_WHAT TO WORK ON_
Collect all the lines that mention the word "JavaScript".

*****

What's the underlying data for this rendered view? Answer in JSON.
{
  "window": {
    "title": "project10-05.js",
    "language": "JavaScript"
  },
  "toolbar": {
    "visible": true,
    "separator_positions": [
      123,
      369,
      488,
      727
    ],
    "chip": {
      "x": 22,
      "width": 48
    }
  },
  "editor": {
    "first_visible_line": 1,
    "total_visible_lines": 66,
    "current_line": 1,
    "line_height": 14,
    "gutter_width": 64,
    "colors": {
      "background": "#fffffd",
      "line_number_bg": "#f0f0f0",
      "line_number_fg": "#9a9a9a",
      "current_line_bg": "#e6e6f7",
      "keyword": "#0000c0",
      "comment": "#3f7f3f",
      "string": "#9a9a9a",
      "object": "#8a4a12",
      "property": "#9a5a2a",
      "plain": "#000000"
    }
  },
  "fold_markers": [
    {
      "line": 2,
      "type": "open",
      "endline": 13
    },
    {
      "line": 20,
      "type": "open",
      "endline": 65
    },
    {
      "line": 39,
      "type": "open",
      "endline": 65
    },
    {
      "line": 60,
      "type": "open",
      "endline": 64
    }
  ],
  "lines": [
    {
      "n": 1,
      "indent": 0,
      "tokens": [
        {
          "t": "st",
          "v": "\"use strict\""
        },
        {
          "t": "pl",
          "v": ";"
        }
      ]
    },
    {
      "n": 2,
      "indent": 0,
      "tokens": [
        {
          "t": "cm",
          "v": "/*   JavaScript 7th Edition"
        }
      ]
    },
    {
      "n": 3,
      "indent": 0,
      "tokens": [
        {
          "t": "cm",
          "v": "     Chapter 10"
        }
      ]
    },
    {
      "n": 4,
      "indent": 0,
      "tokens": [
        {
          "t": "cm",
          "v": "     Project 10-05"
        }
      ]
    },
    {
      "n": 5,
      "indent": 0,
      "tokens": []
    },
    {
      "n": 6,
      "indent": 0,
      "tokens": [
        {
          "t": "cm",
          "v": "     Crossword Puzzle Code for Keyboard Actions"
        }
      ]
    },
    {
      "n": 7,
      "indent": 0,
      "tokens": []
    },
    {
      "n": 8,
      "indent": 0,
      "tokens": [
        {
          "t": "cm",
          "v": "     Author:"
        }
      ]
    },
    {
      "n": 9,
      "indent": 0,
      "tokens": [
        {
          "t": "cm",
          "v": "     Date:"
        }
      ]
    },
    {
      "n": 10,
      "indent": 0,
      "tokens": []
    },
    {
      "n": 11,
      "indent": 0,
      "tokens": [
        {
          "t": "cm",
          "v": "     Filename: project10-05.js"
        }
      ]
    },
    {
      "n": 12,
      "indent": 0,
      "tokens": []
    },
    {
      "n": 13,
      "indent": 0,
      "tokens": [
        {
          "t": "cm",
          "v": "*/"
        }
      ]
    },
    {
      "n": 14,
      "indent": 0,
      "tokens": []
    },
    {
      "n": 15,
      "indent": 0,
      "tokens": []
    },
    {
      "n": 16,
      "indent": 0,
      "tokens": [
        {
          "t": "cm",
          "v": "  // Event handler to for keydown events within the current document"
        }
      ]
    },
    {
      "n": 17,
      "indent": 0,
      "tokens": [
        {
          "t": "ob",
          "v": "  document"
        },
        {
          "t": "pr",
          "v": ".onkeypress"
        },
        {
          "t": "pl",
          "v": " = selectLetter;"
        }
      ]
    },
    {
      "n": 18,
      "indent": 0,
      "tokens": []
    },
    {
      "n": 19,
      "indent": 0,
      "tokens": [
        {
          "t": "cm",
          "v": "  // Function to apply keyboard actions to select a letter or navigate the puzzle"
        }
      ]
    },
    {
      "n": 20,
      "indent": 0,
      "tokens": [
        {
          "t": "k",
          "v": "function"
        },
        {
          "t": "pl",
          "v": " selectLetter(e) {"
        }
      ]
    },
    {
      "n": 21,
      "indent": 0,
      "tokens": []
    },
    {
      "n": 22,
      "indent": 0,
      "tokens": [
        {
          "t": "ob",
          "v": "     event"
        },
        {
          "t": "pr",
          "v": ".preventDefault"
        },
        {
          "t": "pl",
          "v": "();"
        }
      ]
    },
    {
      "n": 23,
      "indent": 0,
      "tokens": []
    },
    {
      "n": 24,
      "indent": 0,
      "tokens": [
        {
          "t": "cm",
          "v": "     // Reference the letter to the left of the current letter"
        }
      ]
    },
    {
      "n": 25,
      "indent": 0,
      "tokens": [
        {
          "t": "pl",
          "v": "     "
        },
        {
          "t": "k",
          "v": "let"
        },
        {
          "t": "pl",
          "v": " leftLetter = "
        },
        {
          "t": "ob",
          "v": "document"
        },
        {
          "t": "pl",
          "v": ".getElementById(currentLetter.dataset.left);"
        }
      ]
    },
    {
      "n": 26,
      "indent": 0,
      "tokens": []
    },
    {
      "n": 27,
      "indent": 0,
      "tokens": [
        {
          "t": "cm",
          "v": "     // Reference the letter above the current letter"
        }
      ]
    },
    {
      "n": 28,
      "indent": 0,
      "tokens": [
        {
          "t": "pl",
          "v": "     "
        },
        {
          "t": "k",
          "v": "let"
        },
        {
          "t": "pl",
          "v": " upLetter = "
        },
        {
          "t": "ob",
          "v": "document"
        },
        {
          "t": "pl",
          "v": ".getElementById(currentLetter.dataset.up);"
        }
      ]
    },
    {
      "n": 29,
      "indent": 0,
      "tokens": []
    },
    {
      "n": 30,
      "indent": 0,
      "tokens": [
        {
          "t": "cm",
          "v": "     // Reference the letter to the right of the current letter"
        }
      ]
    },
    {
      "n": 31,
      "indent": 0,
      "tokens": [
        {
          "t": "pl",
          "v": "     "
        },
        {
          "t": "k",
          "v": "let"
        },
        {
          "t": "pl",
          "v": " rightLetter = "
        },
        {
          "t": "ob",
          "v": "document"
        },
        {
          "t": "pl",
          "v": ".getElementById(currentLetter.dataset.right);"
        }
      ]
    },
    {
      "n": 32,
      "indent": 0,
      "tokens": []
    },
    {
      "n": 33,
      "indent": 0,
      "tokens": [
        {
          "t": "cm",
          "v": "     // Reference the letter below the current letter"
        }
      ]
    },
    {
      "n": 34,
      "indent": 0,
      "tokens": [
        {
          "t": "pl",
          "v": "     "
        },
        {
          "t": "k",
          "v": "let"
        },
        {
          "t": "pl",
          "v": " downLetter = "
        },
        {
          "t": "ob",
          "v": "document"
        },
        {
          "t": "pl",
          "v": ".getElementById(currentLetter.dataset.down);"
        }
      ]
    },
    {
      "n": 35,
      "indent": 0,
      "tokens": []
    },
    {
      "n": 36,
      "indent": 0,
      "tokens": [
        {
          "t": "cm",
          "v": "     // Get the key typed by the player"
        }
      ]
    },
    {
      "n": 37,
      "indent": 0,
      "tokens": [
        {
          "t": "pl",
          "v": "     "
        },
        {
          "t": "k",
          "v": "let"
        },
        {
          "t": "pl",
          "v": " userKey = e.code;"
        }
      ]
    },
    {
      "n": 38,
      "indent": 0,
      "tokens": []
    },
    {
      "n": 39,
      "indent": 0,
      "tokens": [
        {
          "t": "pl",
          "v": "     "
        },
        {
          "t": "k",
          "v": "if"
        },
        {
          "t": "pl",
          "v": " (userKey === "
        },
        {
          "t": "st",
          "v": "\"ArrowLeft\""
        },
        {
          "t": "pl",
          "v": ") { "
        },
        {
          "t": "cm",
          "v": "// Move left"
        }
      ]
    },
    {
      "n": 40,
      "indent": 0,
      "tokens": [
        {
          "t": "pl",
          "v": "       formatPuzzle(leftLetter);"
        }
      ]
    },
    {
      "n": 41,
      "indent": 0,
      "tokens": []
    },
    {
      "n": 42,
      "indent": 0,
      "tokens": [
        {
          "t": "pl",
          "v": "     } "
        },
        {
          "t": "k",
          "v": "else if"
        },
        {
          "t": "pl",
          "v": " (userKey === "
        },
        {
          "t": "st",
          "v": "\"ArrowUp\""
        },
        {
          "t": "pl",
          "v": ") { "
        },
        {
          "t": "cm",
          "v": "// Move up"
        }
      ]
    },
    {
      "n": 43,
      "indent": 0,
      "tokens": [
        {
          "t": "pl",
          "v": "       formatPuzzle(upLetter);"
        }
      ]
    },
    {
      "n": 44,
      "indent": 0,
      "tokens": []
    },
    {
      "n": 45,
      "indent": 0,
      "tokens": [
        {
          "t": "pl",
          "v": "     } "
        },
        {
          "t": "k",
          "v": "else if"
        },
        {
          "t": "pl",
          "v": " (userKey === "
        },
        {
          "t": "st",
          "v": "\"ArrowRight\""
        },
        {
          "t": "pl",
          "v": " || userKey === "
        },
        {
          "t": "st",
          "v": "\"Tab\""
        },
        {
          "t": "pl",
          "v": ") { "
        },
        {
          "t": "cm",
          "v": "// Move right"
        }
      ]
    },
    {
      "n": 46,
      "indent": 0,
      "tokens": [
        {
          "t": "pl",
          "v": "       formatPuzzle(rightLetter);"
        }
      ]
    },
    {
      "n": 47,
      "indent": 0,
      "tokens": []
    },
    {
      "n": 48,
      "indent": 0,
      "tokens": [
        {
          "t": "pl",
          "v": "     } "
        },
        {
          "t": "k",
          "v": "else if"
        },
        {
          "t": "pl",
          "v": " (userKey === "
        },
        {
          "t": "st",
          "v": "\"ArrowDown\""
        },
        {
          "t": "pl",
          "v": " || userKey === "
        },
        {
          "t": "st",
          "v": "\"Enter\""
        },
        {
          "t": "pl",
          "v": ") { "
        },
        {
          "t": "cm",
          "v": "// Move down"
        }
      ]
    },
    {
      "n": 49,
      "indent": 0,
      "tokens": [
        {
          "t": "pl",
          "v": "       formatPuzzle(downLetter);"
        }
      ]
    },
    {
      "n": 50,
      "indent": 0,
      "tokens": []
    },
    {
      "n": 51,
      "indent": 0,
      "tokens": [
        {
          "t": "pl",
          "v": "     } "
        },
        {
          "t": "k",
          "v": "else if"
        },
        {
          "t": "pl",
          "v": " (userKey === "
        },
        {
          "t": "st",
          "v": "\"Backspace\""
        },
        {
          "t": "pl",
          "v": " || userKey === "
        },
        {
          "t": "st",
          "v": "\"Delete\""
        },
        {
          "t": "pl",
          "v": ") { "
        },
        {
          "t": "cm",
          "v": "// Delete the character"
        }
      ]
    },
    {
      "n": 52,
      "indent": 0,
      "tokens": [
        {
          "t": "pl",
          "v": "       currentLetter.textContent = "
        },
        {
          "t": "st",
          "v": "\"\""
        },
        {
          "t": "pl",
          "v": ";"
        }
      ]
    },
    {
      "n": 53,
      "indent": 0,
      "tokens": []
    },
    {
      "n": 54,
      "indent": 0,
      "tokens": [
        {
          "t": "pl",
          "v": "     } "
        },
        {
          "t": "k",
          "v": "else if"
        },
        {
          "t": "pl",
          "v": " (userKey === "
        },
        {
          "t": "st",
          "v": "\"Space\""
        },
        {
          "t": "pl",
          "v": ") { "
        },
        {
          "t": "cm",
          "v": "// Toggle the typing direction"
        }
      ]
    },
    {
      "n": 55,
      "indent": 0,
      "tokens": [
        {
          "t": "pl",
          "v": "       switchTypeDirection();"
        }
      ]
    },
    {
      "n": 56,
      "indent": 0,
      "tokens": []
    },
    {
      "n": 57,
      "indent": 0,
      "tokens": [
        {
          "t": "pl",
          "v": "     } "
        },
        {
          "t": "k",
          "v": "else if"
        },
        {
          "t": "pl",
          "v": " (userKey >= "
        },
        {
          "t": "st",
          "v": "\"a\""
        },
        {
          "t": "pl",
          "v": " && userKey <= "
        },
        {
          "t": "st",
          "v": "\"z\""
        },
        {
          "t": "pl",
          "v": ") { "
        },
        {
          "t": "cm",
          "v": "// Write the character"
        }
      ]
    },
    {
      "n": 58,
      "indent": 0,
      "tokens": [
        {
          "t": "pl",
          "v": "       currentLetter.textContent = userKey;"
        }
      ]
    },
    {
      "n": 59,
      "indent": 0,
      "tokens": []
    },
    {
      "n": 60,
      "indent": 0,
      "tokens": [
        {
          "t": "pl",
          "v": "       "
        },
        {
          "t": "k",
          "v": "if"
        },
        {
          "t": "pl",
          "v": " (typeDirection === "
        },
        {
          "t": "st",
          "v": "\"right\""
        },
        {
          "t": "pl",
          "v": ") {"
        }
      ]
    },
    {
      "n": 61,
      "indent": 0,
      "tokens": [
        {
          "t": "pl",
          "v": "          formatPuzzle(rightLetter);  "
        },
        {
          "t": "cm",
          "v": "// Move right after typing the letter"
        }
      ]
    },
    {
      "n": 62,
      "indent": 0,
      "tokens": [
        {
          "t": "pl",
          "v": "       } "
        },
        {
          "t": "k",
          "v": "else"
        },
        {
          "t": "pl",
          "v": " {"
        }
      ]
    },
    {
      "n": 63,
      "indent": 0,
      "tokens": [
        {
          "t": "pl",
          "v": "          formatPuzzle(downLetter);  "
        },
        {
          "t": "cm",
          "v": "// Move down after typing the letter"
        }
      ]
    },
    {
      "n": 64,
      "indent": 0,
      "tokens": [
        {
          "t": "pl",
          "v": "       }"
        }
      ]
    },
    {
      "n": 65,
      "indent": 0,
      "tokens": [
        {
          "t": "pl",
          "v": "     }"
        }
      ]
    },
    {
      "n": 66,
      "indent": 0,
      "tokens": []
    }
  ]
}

*****

_OUTPUT FOR THIS EXERCISE_
    "language": "JavaScript"
          "v": "/*   JavaScript 7th Edition"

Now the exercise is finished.